Material provided

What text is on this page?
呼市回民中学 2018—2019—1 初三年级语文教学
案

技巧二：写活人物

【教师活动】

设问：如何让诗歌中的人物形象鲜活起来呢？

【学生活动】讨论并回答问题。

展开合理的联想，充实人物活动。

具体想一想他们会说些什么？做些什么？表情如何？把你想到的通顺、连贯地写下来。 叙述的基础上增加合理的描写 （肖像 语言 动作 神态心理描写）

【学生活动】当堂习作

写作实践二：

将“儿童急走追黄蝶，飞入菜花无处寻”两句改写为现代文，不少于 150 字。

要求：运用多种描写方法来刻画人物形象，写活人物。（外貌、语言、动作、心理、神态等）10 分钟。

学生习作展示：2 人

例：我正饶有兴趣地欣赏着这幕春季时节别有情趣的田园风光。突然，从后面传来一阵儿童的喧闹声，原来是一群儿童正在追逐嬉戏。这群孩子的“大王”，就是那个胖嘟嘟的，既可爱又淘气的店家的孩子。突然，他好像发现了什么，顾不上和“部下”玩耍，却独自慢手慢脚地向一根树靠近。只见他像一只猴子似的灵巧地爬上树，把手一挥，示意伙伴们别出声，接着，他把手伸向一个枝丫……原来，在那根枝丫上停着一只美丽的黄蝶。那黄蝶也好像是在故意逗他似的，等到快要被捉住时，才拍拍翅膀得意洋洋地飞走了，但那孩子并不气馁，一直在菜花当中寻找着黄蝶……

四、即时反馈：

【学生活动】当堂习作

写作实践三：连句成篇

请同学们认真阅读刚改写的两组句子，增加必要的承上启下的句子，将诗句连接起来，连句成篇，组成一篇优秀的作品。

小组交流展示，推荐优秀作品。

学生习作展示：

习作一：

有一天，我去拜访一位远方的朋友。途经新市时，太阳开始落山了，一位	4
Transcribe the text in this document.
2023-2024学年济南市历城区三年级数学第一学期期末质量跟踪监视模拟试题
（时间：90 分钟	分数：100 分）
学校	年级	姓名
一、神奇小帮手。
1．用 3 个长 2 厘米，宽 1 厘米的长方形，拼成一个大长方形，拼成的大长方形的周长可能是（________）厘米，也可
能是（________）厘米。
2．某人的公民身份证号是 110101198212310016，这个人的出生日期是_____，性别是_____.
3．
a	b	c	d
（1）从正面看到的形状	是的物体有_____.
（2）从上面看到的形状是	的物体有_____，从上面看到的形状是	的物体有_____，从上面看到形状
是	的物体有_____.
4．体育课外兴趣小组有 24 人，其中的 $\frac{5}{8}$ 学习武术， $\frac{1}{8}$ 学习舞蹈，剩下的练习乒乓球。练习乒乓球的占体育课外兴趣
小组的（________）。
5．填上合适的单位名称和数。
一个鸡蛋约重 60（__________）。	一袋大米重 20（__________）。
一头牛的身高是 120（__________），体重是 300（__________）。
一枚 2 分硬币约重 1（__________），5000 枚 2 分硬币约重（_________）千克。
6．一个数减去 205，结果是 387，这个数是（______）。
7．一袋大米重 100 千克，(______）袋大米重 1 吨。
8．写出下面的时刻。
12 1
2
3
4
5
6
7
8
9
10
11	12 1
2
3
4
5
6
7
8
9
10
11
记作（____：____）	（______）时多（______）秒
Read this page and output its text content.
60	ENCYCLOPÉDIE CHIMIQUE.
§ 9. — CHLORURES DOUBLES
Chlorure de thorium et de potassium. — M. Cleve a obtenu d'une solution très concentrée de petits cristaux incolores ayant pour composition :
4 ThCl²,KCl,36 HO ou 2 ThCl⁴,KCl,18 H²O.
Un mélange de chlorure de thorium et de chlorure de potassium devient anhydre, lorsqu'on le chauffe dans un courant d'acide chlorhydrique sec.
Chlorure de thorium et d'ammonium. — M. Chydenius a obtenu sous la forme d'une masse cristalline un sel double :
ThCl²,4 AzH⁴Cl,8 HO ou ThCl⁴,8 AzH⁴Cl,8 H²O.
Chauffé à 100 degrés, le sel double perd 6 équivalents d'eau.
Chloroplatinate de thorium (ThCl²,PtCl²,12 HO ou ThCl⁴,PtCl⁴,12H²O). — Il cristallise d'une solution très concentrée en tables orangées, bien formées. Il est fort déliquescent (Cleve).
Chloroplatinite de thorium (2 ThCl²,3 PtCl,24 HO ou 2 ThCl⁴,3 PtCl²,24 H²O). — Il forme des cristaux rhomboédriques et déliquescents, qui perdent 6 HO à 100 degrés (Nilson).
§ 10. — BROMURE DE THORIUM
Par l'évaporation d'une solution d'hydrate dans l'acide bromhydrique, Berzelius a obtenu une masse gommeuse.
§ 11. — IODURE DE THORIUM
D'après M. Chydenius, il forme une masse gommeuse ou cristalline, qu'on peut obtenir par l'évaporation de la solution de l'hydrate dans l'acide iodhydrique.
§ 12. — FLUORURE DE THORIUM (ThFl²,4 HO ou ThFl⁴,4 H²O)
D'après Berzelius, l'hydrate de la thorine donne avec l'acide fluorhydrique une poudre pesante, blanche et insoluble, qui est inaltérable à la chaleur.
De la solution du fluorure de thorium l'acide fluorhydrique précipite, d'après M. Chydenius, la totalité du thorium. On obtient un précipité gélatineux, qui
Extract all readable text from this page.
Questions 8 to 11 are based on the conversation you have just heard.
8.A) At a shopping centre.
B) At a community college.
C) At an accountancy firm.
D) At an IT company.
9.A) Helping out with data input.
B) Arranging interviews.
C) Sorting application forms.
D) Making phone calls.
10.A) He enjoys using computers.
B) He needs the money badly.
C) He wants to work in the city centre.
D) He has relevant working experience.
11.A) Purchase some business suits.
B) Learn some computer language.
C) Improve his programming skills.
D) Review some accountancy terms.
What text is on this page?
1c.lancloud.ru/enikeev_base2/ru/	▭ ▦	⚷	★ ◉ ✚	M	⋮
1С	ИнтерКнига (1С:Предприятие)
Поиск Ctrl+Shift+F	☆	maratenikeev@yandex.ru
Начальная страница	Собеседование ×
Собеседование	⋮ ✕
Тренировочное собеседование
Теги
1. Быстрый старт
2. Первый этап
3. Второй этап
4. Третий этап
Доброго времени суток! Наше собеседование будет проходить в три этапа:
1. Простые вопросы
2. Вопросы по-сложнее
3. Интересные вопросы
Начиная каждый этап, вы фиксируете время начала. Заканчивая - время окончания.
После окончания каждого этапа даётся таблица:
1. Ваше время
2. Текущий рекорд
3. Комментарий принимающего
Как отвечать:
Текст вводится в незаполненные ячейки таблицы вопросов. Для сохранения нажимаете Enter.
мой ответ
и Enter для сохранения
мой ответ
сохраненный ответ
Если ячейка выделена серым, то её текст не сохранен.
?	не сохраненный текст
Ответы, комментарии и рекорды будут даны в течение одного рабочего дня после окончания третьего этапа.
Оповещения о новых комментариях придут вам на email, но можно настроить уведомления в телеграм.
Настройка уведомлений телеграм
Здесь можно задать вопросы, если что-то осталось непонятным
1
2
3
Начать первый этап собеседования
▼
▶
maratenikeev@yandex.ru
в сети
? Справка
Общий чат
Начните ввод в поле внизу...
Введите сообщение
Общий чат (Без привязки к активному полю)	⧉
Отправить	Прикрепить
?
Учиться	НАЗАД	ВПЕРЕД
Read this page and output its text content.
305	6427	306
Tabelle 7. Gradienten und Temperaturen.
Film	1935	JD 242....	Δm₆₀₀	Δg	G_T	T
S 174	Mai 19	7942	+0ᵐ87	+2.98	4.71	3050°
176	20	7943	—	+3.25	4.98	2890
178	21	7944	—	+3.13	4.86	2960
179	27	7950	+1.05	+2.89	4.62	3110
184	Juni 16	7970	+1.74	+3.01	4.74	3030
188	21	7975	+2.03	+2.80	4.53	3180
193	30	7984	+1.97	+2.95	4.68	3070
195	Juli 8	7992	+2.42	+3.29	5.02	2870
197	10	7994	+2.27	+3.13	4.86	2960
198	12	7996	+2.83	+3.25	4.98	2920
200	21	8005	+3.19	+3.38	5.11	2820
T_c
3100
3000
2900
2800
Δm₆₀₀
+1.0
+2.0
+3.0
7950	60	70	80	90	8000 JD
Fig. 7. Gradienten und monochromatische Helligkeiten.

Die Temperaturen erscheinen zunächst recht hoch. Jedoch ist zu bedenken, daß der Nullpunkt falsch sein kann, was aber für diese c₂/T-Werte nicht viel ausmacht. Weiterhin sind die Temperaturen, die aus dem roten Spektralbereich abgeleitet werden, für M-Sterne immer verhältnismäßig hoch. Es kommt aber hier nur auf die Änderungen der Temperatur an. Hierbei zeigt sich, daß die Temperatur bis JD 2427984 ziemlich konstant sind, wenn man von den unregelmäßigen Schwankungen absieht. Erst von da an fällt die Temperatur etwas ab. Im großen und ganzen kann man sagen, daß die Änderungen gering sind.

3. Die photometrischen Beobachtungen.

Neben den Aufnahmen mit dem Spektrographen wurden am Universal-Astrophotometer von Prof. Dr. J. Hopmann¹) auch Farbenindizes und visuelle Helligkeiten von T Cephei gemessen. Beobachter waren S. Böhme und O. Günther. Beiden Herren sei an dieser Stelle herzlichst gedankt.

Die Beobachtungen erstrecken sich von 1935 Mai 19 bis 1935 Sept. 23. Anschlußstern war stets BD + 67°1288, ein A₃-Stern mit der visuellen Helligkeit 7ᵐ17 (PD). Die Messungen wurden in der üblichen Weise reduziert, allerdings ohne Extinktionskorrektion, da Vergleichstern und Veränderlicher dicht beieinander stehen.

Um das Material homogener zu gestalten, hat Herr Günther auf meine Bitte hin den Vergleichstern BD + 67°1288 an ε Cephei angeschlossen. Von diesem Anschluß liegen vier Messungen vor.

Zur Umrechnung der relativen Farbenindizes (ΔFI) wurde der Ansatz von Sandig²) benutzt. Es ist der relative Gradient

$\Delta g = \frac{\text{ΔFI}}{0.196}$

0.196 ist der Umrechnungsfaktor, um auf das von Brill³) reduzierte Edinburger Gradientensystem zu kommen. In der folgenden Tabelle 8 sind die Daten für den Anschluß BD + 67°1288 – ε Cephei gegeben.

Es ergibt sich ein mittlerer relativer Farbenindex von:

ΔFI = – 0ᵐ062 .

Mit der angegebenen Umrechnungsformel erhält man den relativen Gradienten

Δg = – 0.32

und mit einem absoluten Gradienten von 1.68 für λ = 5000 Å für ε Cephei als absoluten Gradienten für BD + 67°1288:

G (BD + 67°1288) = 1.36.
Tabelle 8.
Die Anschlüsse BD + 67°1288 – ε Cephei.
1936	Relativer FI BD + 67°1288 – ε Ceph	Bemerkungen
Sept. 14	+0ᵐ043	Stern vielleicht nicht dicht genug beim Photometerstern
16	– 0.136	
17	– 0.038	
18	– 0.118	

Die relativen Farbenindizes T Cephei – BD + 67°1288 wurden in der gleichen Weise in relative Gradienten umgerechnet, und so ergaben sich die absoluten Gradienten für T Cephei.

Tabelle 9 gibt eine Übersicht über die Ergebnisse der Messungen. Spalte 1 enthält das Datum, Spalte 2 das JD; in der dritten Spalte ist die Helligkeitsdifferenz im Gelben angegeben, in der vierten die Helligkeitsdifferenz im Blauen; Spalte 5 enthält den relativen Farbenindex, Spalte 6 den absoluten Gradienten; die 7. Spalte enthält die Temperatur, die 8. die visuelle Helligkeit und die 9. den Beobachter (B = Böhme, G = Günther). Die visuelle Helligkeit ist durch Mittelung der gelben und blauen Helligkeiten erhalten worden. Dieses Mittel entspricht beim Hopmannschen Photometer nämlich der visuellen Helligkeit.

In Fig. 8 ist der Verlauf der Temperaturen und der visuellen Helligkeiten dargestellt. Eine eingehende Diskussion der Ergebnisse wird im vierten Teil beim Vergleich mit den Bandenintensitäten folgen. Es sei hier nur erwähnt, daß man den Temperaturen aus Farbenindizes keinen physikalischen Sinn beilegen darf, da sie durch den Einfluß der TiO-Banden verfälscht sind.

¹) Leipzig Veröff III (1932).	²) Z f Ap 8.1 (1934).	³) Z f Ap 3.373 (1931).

Instructions to follow
Copy each line above where the string "Weise" occurs.

Exercise solution
Die Beobachtungen erstrecken sich von 1935 Mai 19 bis 1935 Sept. 23. Anschlußstern war stets BD + 67°1288, ein A₃-Stern mit der visuellen Helligkeit 7ᵐ17 (PD). Die Messungen wurden in der üblichen Weise reduziert, allerdings ohne Extinktionskorrektion, da Vergleichstern und Veränderlicher dicht beieinander stehen.
Die relativen Farbenindizes T Cephei – BD + 67°1288 wurden in der gleichen Weise in relative Gradienten umgerechnet, und so ergaben sich die absoluten Gradienten für T Cephei.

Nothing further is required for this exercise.